YOUR TASK ▸
Please output every line of the material as it stands, without the pictures.

Data items ▸
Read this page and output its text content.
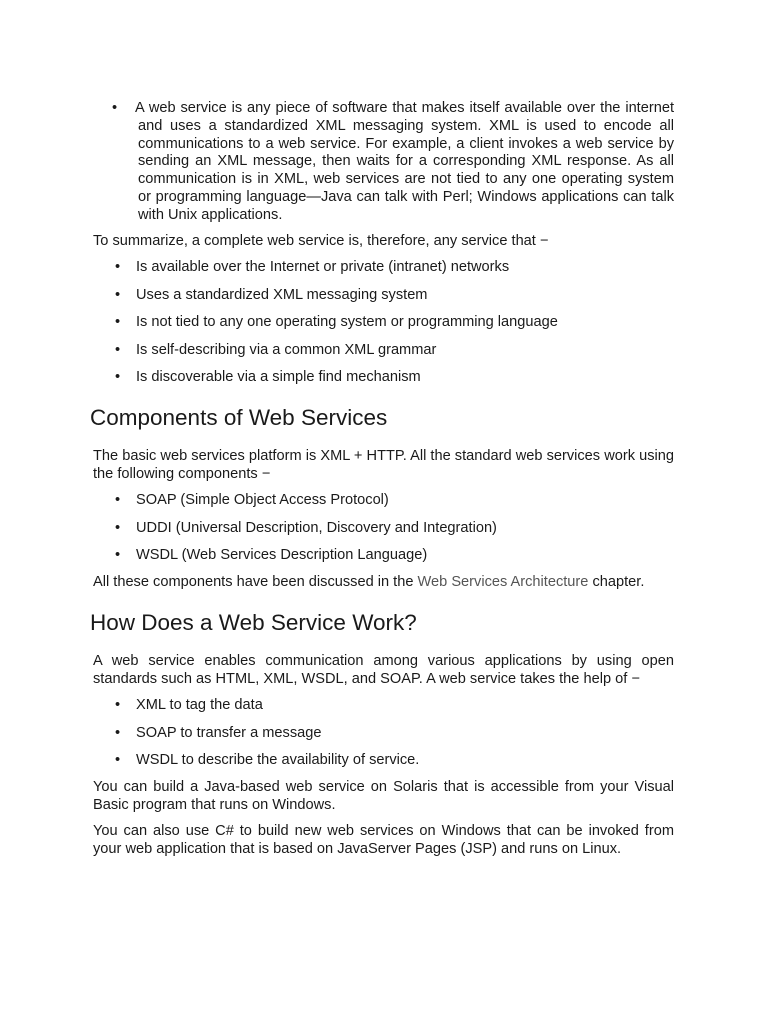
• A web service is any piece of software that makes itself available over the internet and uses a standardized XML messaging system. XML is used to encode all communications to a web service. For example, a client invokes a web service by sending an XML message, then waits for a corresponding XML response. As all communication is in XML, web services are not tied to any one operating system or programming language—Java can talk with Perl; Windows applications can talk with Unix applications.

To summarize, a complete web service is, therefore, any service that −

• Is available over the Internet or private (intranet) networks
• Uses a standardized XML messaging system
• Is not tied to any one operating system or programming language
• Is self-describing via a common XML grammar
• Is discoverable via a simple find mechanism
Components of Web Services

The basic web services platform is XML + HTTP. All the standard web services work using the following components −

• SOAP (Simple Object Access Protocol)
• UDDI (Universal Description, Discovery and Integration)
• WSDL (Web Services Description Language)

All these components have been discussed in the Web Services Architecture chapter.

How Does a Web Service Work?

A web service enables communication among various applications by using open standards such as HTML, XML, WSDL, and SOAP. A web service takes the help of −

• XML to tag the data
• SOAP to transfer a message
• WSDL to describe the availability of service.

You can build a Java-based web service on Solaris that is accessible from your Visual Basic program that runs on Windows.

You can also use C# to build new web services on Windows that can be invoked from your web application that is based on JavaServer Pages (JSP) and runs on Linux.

COMPLETE OUTPUT ▸
Read this page and output its text content.
• A web service is any piece of software that makes itself available over the internet and uses a standardized XML messaging system. XML is used to encode all communications to a web service. For example, a client invokes a web service by sending an XML message, then waits for a corresponding XML response. As all communication is in XML, web services are not tied to any one operating system or programming language—Java can talk with Perl; Windows applications can talk with Unix applications.

To summarize, a complete web service is, therefore, any service that −

• Is available over the Internet or private (intranet) networks
• Uses a standardized XML messaging system
• Is not tied to any one operating system or programming language
• Is self-describing via a common XML grammar
• Is discoverable via a simple find mechanism
Components of Web Services

The basic web services platform is XML + HTTP. All the standard web services work using the following components −

• SOAP (Simple Object Access Protocol)
• UDDI (Universal Description, Discovery and Integration)
• WSDL (Web Services Description Language)

All these components have been discussed in the Web Services Architecture chapter.

How Does a Web Service Work?

A web service enables communication among various applications by using open standards such as HTML, XML, WSDL, and SOAP. A web service takes the help of −

• XML to tag the data
• SOAP to transfer a message
• WSDL to describe the availability of service.

You can build a Java-based web service on Solaris that is accessible from your Visual Basic program that runs on Windows.

You can also use C# to build new web services on Windows that can be invoked from your web application that is based on JavaServer Pages (JSP) and runs on Linux.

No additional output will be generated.